I'm wanting to create a sub that I can place a TV on top of so minimising vibrations is a consideration. Something like the Seaton Submersive with its opposed 15" drivers would do the trick. But... to perhaps get a bit more out of the unit I was thinking of making it ported (slot port on the front).
Opposed drivers will help remove most vibration, but strong physical coupling between them via bracing is needed for it to work best.

Here are a couple of serving suggestions, that IIRC, I got off Dave D (Planet 10).



This was used to describe an overkill design where the driver magnets were threaded to allow the rod in the middle: my old KEF 104/2 did something similar. See the bit labelled 'solid aluminium spacer'? If you were to build the box, then trial fit a spacer between the drivers in place of this one, made from aluminium or hardwood like Tas Oak, that would work well. The threaded rods are also overkill but it's the best sketch I have to explain otherwise.



This is much more conventional. The notches in the horizontal brace would be sized to fit tightly between the driver magnets as per the previous diagram and lock them solidly together when they bolt in finally.

A third alternative (but imagine the manifold horizontal, not angled).

▶ [EXERCISE TASK 1] Rewrite the entries from the line containing "chart-title: Median Household" down to the line containing "data-point-marker bbox=[663, 78, 677, 92]", substituting "marker" for "data-point-marker" and leaving everything else unchanged.
The entries that follow are unrelated to the subwoofer excerpt.

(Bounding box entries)
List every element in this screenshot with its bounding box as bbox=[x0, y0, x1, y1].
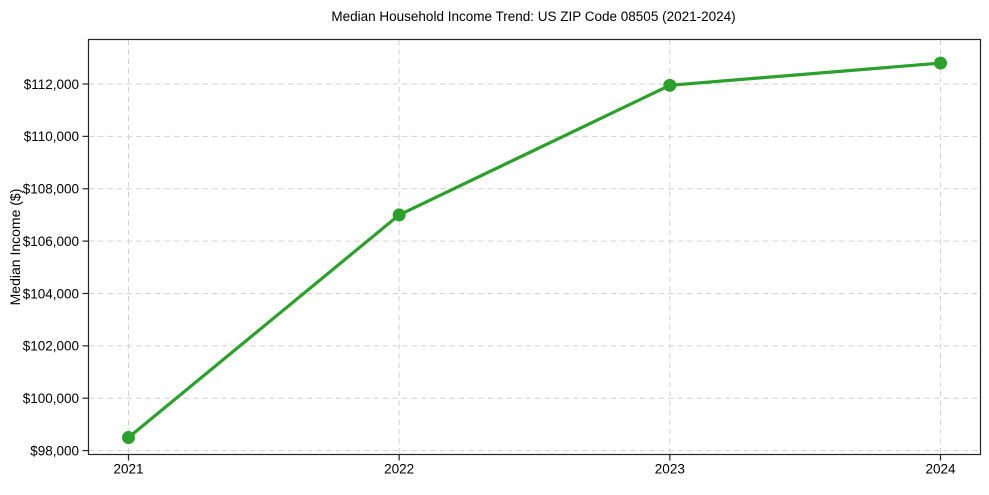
chart-title: Median Household Income Trend: US ZIP Co… bbox=[331, 9, 735, 24]
plot-frame bbox=[87, 38, 982, 456]
data-point-marker bbox=[934, 56, 947, 70]
data-point-marker bbox=[392, 208, 406, 222]
y-tick-label: $106,000 bbox=[23, 234, 79, 249]
data-point-marker bbox=[663, 78, 677, 92]
x-tick-label: 2022 bbox=[384, 462, 414, 477]
y-tick-label: $102,000 bbox=[23, 339, 79, 354]
y-tick-label: $112,000 bbox=[24, 77, 79, 92]
y-axis-label: Median Income ($) bbox=[7, 189, 23, 306]
trend-line bbox=[126, 61, 943, 440]
y-tick-label: $104,000 bbox=[23, 286, 79, 301]
x-tick-label: 2021 bbox=[113, 462, 143, 477]
y-tick-label: $108,000 bbox=[23, 182, 79, 197]
y-tick-label: $110,000 bbox=[24, 129, 79, 144]
x-tick-label: 2024 bbox=[925, 462, 956, 477]
x-tick-label: 2023 bbox=[655, 462, 685, 477]
plot-area: $98,000 $100,000 $102,000 $104,000 $106,000 $… bbox=[23, 38, 982, 477]
y-tick-label: $98,000 bbox=[30, 443, 79, 458]
data-point-marker bbox=[122, 430, 135, 444]
y-tick-label: $100,000 bbox=[23, 391, 79, 406]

▶ [EXERCISE TASK 2] In the subwoofer excerpt, why should the notches in the horizontal brace be sized to fit tightly between the driver magnets?

▶ [TASK SOLUTION 1]
chart-title: Median Household Income Trend: US ZIP Co… bbox=[331, 9, 735, 24]
plot-frame bbox=[87, 38, 982, 456]
marker bbox=[934, 56, 947, 70]
marker bbox=[392, 208, 406, 222]
y-tick-label: $106,000 bbox=[23, 234, 79, 249]
marker bbox=[663, 78, 677, 92]

▶ [TASK SOLUTION 2] A tight fit lets the brace lock the driver magnets solidly together once the drivers are finally bolted in. The excerpt says opposed drivers remove vibration best when bracing couples them strongly.